_Short problem_: Retype the records below exactly as they appear, but leave out any pictures.

_Materials provided_:
# # # # # # #

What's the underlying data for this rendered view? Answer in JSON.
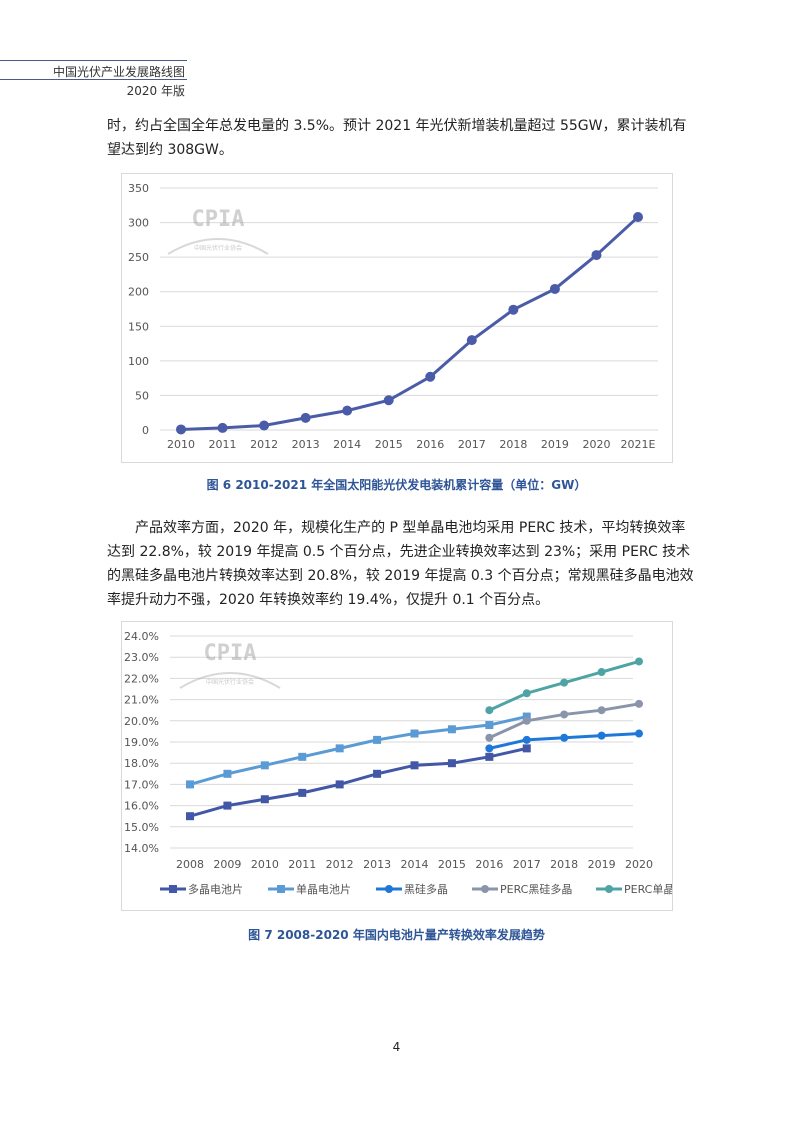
{
  "header": {
    "title": "中国光伏产业发展路线图",
    "edition": "2020 年版"
  },
  "paragraph1": "时，约占全国全年总发电量的 3.5%。预计 2021 年光伏新增装机量超过 55GW，累计装机有望达到约 308GW。",
  "paragraph2": "产品效率方面，2020 年，规模化生产的 P 型单晶电池均采用 PERC 技术，平均转换效率达到 22.8%，较 2019 年提高 0.5 个百分点，先进企业转换效率达到 23%；采用 PERC 技术的黑硅多晶电池片转换效率达到 20.8%，较 2019 年提高 0.3 个百分点；常规黑硅多晶电池效率提升动力不强，2020 年转换效率约 19.4%，仅提升 0.1 个百分点。",
  "watermark": {
    "logo": "CPIA",
    "name": "中国光伏行业协会"
  },
  "page_number": "4",
  "chart_data": [
    {
      "type": "line",
      "title": "",
      "caption": "图 6   2010-2021 年全国太阳能光伏发电装机累计容量（单位：GW）",
      "categories": [
        "2010",
        "2011",
        "2012",
        "2013",
        "2014",
        "2015",
        "2016",
        "2017",
        "2018",
        "2019",
        "2020",
        "2021E"
      ],
      "series": [
        {
          "values": [
            0.8,
            3,
            6.5,
            17.5,
            28,
            43,
            77,
            130,
            174,
            204,
            253,
            308
          ],
          "color": "#4a5ba8",
          "marker": "circle"
        }
      ],
      "ylim": [
        0,
        350
      ],
      "yticks": [
        "0",
        "50",
        "100",
        "150",
        "200",
        "250",
        "300",
        "350"
      ],
      "grid": true,
      "legend": "none"
    },
    {
      "type": "line",
      "title": "",
      "caption": "图 7   2008-2020 年国内电池片量产转换效率发展趋势",
      "categories": [
        "2008",
        "2009",
        "2010",
        "2011",
        "2012",
        "2013",
        "2014",
        "2015",
        "2016",
        "2017",
        "2018",
        "2019",
        "2020"
      ],
      "series": [
        {
          "name": "多晶电池片",
          "color": "#4257a6",
          "marker": "square",
          "values": [
            15.5,
            16.0,
            16.3,
            16.6,
            17.0,
            17.5,
            17.9,
            18.0,
            18.3,
            18.7,
            null,
            null,
            null
          ]
        },
        {
          "name": "单晶电池片",
          "color": "#5b9bd5",
          "marker": "square",
          "values": [
            17.0,
            17.5,
            17.9,
            18.3,
            18.7,
            19.1,
            19.4,
            19.6,
            19.8,
            20.2,
            null,
            null,
            null
          ]
        },
        {
          "name": "黑硅多晶",
          "color": "#1f78d8",
          "marker": "circle",
          "values": [
            null,
            null,
            null,
            null,
            null,
            null,
            null,
            null,
            18.7,
            19.1,
            19.2,
            19.3,
            19.4
          ]
        },
        {
          "name": "PERC黑硅多晶",
          "color": "#8a94ab",
          "marker": "circle",
          "values": [
            null,
            null,
            null,
            null,
            null,
            null,
            null,
            null,
            19.2,
            20.0,
            20.3,
            20.5,
            20.8
          ]
        },
        {
          "name": "PERC单晶",
          "color": "#4ea4a4",
          "marker": "circle",
          "values": [
            null,
            null,
            null,
            null,
            null,
            null,
            null,
            null,
            20.5,
            21.3,
            21.8,
            22.3,
            22.8
          ]
        }
      ],
      "ylim": [
        14,
        24
      ],
      "yticks": [
        "14.0%",
        "15.0%",
        "16.0%",
        "17.0%",
        "18.0%",
        "19.0%",
        "20.0%",
        "21.0%",
        "22.0%",
        "23.0%",
        "24.0%"
      ],
      "grid": true,
      "legend": "bottom"
    }
  ]
}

# # # # # # #

_Reply_:
What's the underlying data for this rendered view? Answer in JSON.
{
  "header": {
    "title": "中国光伏产业发展路线图",
    "edition": "2020 年版"
  },
  "paragraph1": "时，约占全国全年总发电量的 3.5%。预计 2021 年光伏新增装机量超过 55GW，累计装机有望达到约 308GW。",
  "paragraph2": "产品效率方面，2020 年，规模化生产的 P 型单晶电池均采用 PERC 技术，平均转换效率达到 22.8%，较 2019 年提高 0.5 个百分点，先进企业转换效率达到 23%；采用 PERC 技术的黑硅多晶电池片转换效率达到 20.8%，较 2019 年提高 0.3 个百分点；常规黑硅多晶电池效率提升动力不强，2020 年转换效率约 19.4%，仅提升 0.1 个百分点。",
  "watermark": {
    "logo": "CPIA",
    "name": "中国光伏行业协会"
  },
  "page_number": "4",
  "chart_data": [
    {
      "type": "line",
      "title": "",
      "caption": "图 6   2010-2021 年全国太阳能光伏发电装机累计容量（单位：GW）",
      "categories": [
        "2010",
        "2011",
        "2012",
        "2013",
        "2014",
        "2015",
        "2016",
        "2017",
        "2018",
        "2019",
        "2020",
        "2021E"
      ],
      "series": [
        {
          "values": [
            0.8,
            3,
            6.5,
            17.5,
            28,
            43,
            77,
            130,
            174,
            204,
            253,
            308
          ],
          "color": "#4a5ba8",
          "marker": "circle"
        }
      ],
      "ylim": [
        0,
        350
      ],
      "yticks": [
        "0",
        "50",
        "100",
        "150",
        "200",
        "250",
        "300",
        "350"
      ],
      "grid": true,
      "legend": "none"
    },
    {
      "type": "line",
      "title": "",
      "caption": "图 7   2008-2020 年国内电池片量产转换效率发展趋势",
      "categories": [
        "2008",
        "2009",
        "2010",
        "2011",
        "2012",
        "2013",
        "2014",
        "2015",
        "2016",
        "2017",
        "2018",
        "2019",
        "2020"
      ],
      "series": [
        {
          "name": "多晶电池片",
          "color": "#4257a6",
          "marker": "square",
          "values": [
            15.5,
            16.0,
            16.3,
            16.6,
            17.0,
            17.5,
            17.9,
            18.0,
            18.3,
            18.7,
            null,
            null,
            null
          ]
        },
        {
          "name": "单晶电池片",
          "color": "#5b9bd5",
          "marker": "square",
          "values": [
            17.0,
            17.5,
            17.9,
            18.3,
            18.7,
            19.1,
            19.4,
            19.6,
            19.8,
            20.2,
            null,
            null,
            null
          ]
        },
        {
          "name": "黑硅多晶",
          "color": "#1f78d8",
          "marker": "circle",
          "values": [
            null,
            null,
            null,
            null,
            null,
            null,
            null,
            null,
            18.7,
            19.1,
            19.2,
            19.3,
            19.4
          ]
        },
        {
          "name": "PERC黑硅多晶",
          "color": "#8a94ab",
          "marker": "circle",
          "values": [
            null,
            null,
            null,
            null,
            null,
            null,
            null,
            null,
            19.2,
            20.0,
            20.3,
            20.5,
            20.8
          ]
        },
        {
          "name": "PERC单晶",
          "color": "#4ea4a4",
          "marker": "circle",
          "values": [
            null,
            null,
            null,
            null,
            null,
            null,
            null,
            null,
            20.5,
            21.3,
            21.8,
            22.3,
            22.8
          ]
        }
      ],
      "ylim": [
        14,
        24
      ],
      "yticks": [
        "14.0%",
        "15.0%",
        "16.0%",
        "17.0%",
        "18.0%",
        "19.0%",
        "20.0%",
        "21.0%",
        "22.0%",
        "23.0%",
        "24.0%"
      ],
      "grid": true,
      "legend": "bottom"
    }
  ]
}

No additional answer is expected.